> _SET EXERCISE_: Tally the lines in the listing below that include "nieuwe". Answer with the count and nothing more.

> _Stored items_:
>> start

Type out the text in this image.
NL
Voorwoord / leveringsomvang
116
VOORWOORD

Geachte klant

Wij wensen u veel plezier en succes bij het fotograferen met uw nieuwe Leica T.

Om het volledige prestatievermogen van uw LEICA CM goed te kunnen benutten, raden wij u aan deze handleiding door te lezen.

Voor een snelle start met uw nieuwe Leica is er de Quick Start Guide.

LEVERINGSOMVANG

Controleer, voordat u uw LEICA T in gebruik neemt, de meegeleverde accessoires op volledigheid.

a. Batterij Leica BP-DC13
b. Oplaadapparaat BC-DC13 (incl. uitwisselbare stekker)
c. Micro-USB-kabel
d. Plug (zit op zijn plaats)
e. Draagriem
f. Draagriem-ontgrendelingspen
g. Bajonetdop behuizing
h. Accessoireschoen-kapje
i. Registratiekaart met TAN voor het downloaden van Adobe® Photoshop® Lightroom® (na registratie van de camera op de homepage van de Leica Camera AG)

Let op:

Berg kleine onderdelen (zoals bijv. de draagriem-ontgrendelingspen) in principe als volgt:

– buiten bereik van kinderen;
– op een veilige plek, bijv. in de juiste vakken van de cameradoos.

>> end

> _EXPECTED ANSWER_: 2